** Material shown follows **
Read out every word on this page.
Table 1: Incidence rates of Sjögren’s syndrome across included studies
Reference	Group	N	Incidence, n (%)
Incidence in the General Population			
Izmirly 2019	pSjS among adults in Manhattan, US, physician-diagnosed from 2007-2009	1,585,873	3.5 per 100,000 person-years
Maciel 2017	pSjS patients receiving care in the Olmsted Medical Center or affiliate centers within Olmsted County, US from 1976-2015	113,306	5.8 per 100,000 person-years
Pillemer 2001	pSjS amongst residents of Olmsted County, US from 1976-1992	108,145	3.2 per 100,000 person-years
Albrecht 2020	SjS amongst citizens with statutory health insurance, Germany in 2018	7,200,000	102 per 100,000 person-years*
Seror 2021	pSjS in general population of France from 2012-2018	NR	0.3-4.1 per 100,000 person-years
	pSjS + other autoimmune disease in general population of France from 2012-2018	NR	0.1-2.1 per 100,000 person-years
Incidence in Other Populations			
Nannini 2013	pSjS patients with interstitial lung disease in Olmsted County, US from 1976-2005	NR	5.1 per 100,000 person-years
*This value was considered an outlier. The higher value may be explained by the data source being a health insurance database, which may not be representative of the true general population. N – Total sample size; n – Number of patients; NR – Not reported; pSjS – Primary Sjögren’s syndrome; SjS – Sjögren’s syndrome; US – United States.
** End of Material shown **
**What the exercise asks**
From the material above, please return each line containing "County".

**Problem solution**
Maciel 2017	pSjS patients receiving care in the Olmsted Medical Center or affiliate centers within Olmsted County, US from 1976-2015	113,306	5.8 per 100,000 person-years
Pillemer 2001	pSjS amongst residents of Olmsted County, US from 1976-1992	108,145	3.2 per 100,000 person-years
Nannini 2013	pSjS patients with interstitial lung disease in Olmsted County, US from 1976-2005	NR	5.1 per 100,000 person-years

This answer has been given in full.